▸ **Task requirements**:
Each entry below is to be duplicated verbatim.

▸ **Collected data entries**:
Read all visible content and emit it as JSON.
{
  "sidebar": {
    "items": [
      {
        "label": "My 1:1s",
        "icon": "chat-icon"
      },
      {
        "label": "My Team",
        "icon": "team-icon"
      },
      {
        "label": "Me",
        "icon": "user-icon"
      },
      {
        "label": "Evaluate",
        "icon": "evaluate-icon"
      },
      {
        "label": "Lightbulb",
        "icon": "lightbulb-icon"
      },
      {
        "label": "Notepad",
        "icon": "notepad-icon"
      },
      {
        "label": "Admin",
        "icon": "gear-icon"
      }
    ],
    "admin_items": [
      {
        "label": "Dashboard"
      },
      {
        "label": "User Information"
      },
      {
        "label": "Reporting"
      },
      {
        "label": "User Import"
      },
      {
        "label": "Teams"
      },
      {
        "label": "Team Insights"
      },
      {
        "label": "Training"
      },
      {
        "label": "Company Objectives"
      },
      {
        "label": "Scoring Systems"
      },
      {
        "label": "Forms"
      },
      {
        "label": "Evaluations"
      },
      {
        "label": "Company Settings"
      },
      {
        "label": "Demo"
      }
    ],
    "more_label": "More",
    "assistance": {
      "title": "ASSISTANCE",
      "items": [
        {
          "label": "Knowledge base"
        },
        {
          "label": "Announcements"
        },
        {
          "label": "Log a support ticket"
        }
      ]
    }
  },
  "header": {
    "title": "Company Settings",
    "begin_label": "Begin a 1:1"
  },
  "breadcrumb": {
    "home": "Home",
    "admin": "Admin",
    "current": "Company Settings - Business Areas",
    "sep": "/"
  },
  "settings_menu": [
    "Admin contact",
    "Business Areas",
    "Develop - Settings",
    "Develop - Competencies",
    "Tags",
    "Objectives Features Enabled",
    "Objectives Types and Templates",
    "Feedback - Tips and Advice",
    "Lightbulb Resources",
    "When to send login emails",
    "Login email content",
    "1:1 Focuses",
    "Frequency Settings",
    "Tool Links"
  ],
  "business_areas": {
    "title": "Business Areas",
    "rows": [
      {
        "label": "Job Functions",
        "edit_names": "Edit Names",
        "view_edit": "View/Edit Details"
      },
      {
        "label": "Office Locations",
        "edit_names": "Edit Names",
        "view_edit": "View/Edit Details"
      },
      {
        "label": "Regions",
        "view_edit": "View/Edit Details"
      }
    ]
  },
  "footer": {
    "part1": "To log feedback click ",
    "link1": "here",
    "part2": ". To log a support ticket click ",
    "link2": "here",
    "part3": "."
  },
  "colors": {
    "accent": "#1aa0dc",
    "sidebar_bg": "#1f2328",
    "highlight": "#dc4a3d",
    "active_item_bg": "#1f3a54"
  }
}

▸ **Output of the exercise**:
Read all visible content and emit it as JSON.
{
  "sidebar": {
    "items": [
      {
        "label": "My 1:1s",
        "icon": "chat-icon"
      },
      {
        "label": "My Team",
        "icon": "team-icon"
      },
      {
        "label": "Me",
        "icon": "user-icon"
      },
      {
        "label": "Evaluate",
        "icon": "evaluate-icon"
      },
      {
        "label": "Lightbulb",
        "icon": "lightbulb-icon"
      },
      {
        "label": "Notepad",
        "icon": "notepad-icon"
      },
      {
        "label": "Admin",
        "icon": "gear-icon"
      }
    ],
    "admin_items": [
      {
        "label": "Dashboard"
      },
      {
        "label": "User Information"
      },
      {
        "label": "Reporting"
      },
      {
        "label": "User Import"
      },
      {
        "label": "Teams"
      },
      {
        "label": "Team Insights"
      },
      {
        "label": "Training"
      },
      {
        "label": "Company Objectives"
      },
      {
        "label": "Scoring Systems"
      },
      {
        "label": "Forms"
      },
      {
        "label": "Evaluations"
      },
      {
        "label": "Company Settings"
      },
      {
        "label": "Demo"
      }
    ],
    "more_label": "More",
    "assistance": {
      "title": "ASSISTANCE",
      "items": [
        {
          "label": "Knowledge base"
        },
        {
          "label": "Announcements"
        },
        {
          "label": "Log a support ticket"
        }
      ]
    }
  },
  "header": {
    "title": "Company Settings",
    "begin_label": "Begin a 1:1"
  },
  "breadcrumb": {
    "home": "Home",
    "admin": "Admin",
    "current": "Company Settings - Business Areas",
    "sep": "/"
  },
  "settings_menu": [
    "Admin contact",
    "Business Areas",
    "Develop - Settings",
    "Develop - Competencies",
    "Tags",
    "Objectives Features Enabled",
    "Objectives Types and Templates",
    "Feedback - Tips and Advice",
    "Lightbulb Resources",
    "When to send login emails",
    "Login email content",
    "1:1 Focuses",
    "Frequency Settings",
    "Tool Links"
  ],
  "business_areas": {
    "title": "Business Areas",
    "rows": [
      {
        "label": "Job Functions",
        "edit_names": "Edit Names",
        "view_edit": "View/Edit Details"
      },
      {
        "label": "Office Locations",
        "edit_names": "Edit Names",
        "view_edit": "View/Edit Details"
      },
      {
        "label": "Regions",
        "view_edit": "View/Edit Details"
      }
    ]
  },
  "footer": {
    "part1": "To log feedback click ",
    "link1": "here",
    "part2": ". To log a support ticket click ",
    "link2": "here",
    "part3": "."
  },
  "colors": {
    "accent": "#1aa0dc",
    "sidebar_bg": "#1f2328",
    "highlight": "#dc4a3d",
    "active_item_bg": "#1f3a54"
  }
}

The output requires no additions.